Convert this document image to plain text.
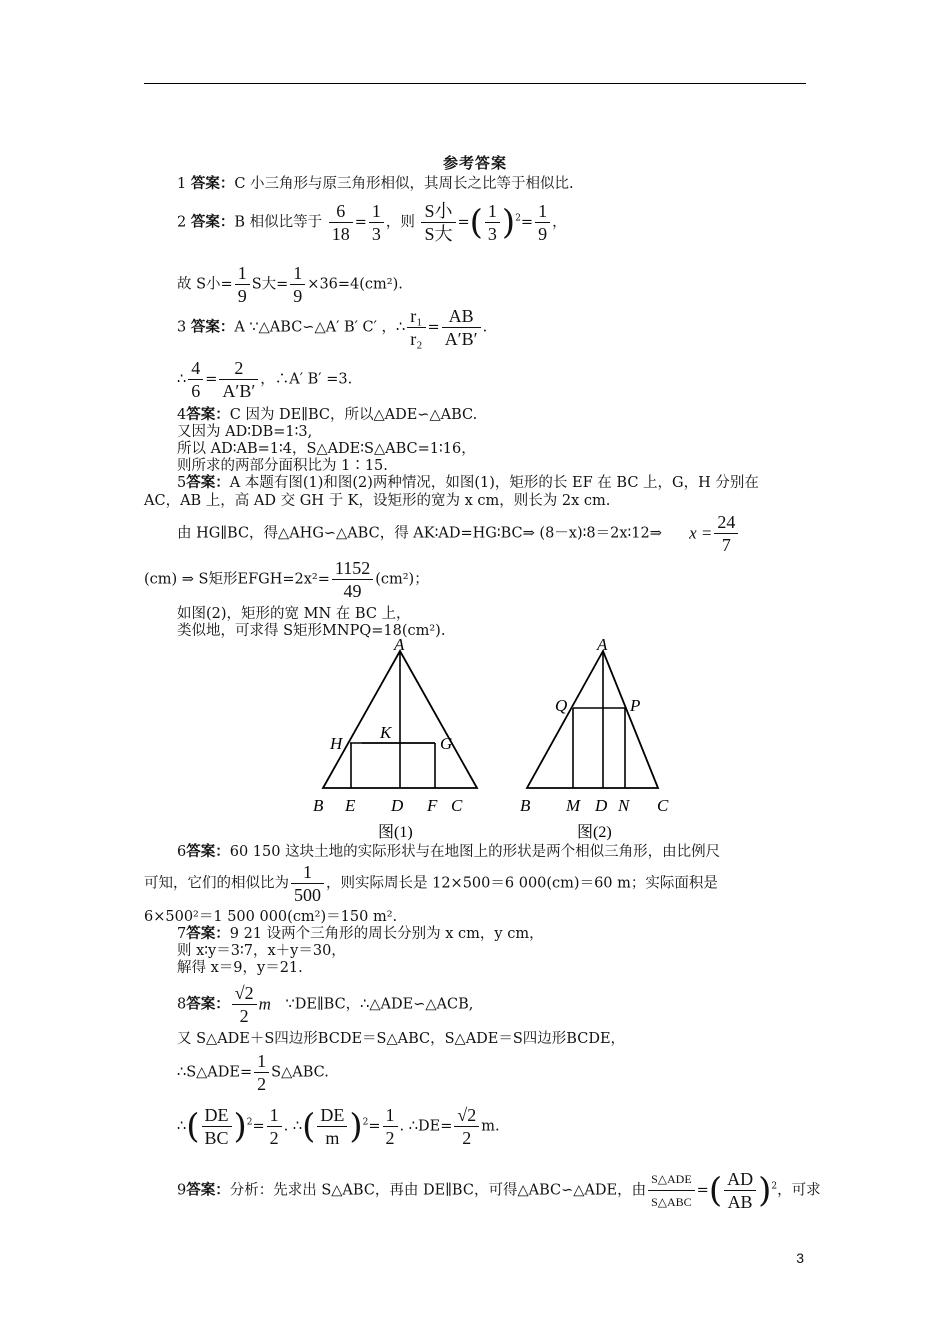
参考答案
1 答案：C 小三角形与原三角形相似，其周长之比等于相似比.
2 答案：B 相似比等于 $\frac{6}{18} = \frac{1}{3}$ ，则 $\frac{\text{S小}}{\text{S大}}$ =( $\frac{1}{3} )^2= \frac{1}{9}$ ，
故 S小= $\frac{1}{9}$ S大= $\frac{1}{9} \times 36=4(cm^2)$.
3 答案：A ∵△ABC∽△A′ B′ C′ ，∴ $\frac{\text{r₁}}{\text{r₂}} = \frac{AB}{A'B'}$ .
∴ $\frac{4}{6} = \frac{2}{A'B'}$ ，∴A′ B′ =3.
4答案：C 因为 DE∥BC，所以△ADE∽△ABC.
又因为 AD∶DB=1∶3,
所以 AD∶AB=1∶4，S△ADE∶S△ABC=1∶16，
则所求的两部分面积比为 1∶15.
5答案：A 本题有图(1)和图(2)两种情况，如图(1)，矩形的长 EF 在 BC 上，G，H 分别在
AC，AB 上，高 AD 交 GH 于 K，设矩形的宽为 x cm，则长为 2x cm.
由 HG∥BC，得△AHG∽△ABC，得 AK∶AD=HG∶BC⇒ (8－x)∶8＝2x∶12⇒ $x = \frac{24}{7}$
(cm) ⇒ S矩形EFGH=2x²= $\frac{1152}{49} (cm^2)$；
如图(2)，矩形的宽 MN 在 BC 上，
类似地，可求得 S矩形MNPQ=18(cm²).
A
H
K
G
B E D F C
图(1)
A
Q	P
B M D N C
图(2)
6答案：60 150 这块土地的实际形状与在地图上的形状是两个相似三角形，由比例尺
可知，它们的相似比为 $\frac{1}{500}$ ，则实际周长是 12×500＝6 000(cm)＝60 m；实际面积是
6×500²＝1 500 000(cm²)＝150 m².
7答案：9 21 设两个三角形的周长分别为 x cm，y cm，
则 x∶y＝3∶7，x＋y＝30，
解得 x＝9，y＝21.
8答案： $\frac{√2}{2}$ m ∵DE∥BC，∴△ADE∽△ACB,
又 S△ADE＋S四边形BCDE＝S△ABC，S△ADE＝S四边形BCDE，
∴S△ADE= $\frac{1}{2}$ S△ABC.
∴( $\frac{DE}{BC} )^2= \frac{1}{2}$ . ∴( $\frac{DE}{m} )^2= \frac{1}{2}$ . ∴DE= $\frac{√2}{2} m$.
9答案：分析：先求出 S△ABC，再由 DE∥BC，可得△ABC∽△ADE，由 $\frac{\text{S△ADE}}{\text{S△ABC}}$ =( $\frac{AD}{AB} )^2$，可求
3
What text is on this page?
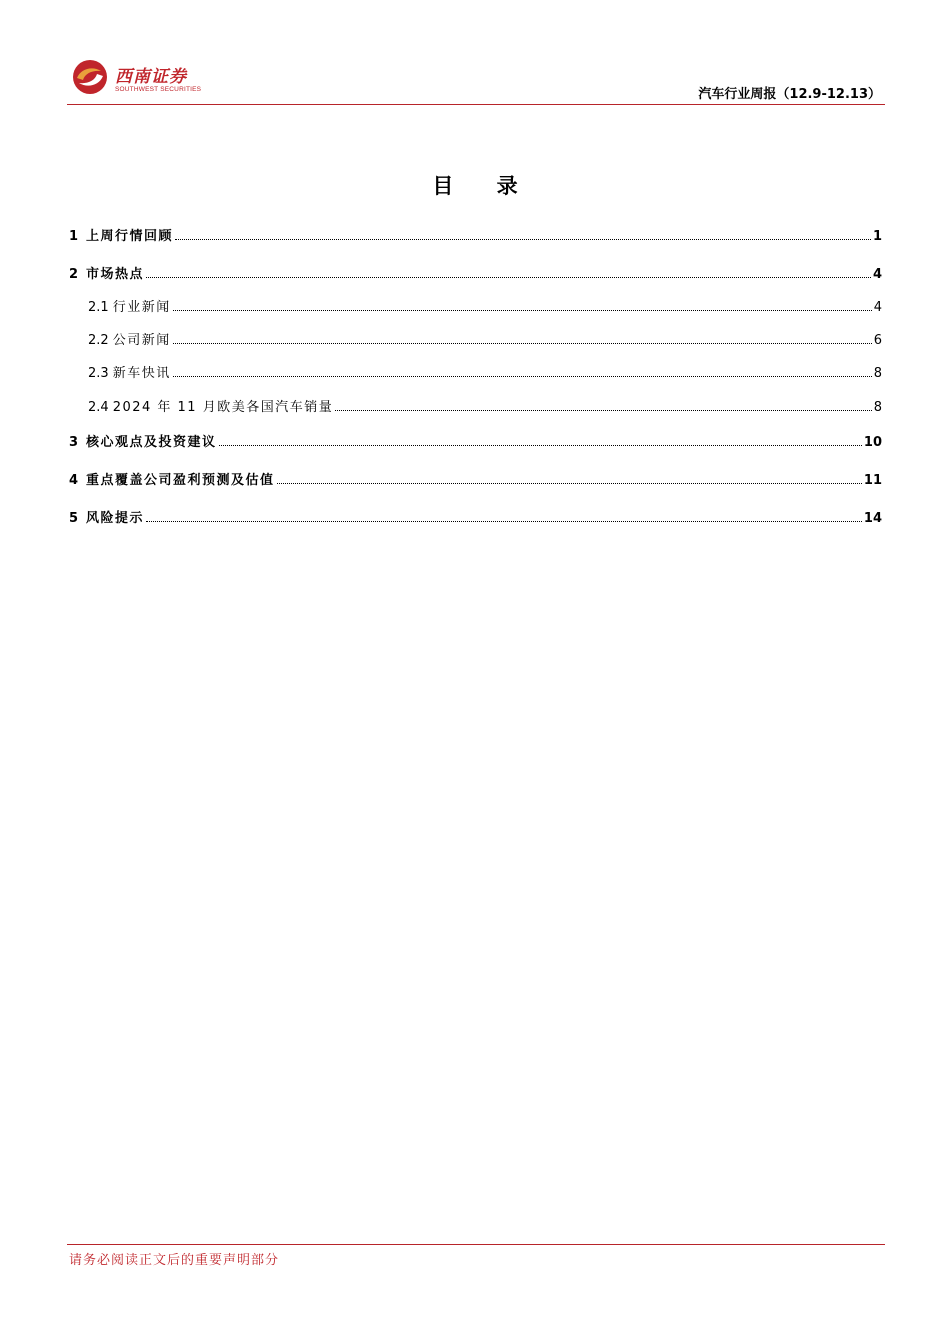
西南证券
SOUTHWEST SECURITIES	汽车行业周报（12.9-12.13）
目 录
1 上周行情回顾	1
2 市场热点	4
2.1 行业新闻	4
2.2 公司新闻	6
2.3 新车快讯	8
2.4 2024 年 11 月欧美各国汽车销量	8
3 核心观点及投资建议	10
4 重点覆盖公司盈利预测及估值	11
5 风险提示	14
请务必阅读正文后的重要声明部分
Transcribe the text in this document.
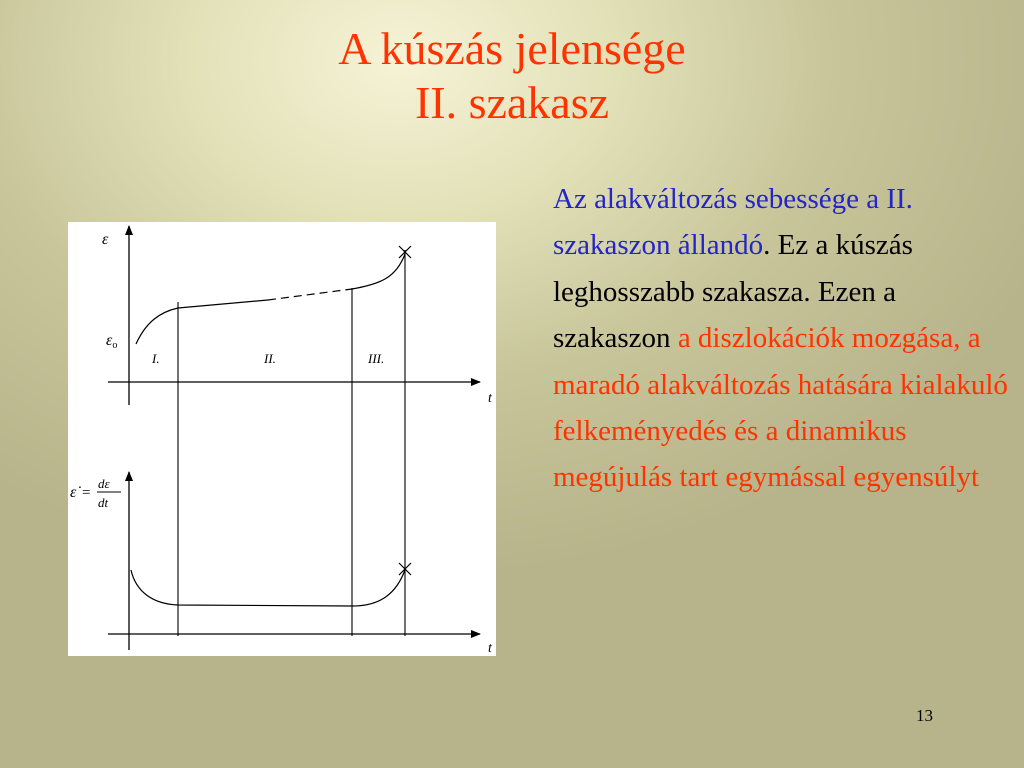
A kúszás jelensége
II. szakasz
ε
εo
I.	II.	III.
t
t
ε̇ =
dε
dt
Az alakváltozás sebessége a II. szakaszon állandó. Ez a kúszás leghosszabb szakasza. Ezen a szakaszon a diszlokációk mozgása, a maradó alakváltozás hatására kialakuló felkeményedés és a dinamikus megújulás tart egymással egyensúlyt
13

=====

Work instructions.
Copy, exactly and exclusively, the lines beginning with the one that contains "What text is on this page?" and ending with the last line of the listing; pictures are to be omitted.

Problem solution.
What text is on this page?
西南证券
SOUTHWEST SECURITIES	汽车行业周报（12.9-12.13）
目 录
1 上周行情回顾	1
2 市场热点	4
2.1 行业新闻	4
2.2 公司新闻	6
2.3 新车快讯	8
2.4 2024 年 11 月欧美各国汽车销量	8
3 核心观点及投资建议	10
4 重点覆盖公司盈利预测及估值	11
5 风险提示	14
请务必阅读正文后的重要声明部分
Transcribe the text in this document.
A kúszás jelensége
II. szakasz
ε
εo
I.	II.	III.
t
t
ε̇ =
dε
dt
Az alakváltozás sebessége a II. szakaszon állandó. Ez a kúszás leghosszabb szakasza. Ezen a szakaszon a diszlokációk mozgása, a maradó alakváltozás hatására kialakuló felkeményedés és a dinamikus megújulás tart egymással egyensúlyt
13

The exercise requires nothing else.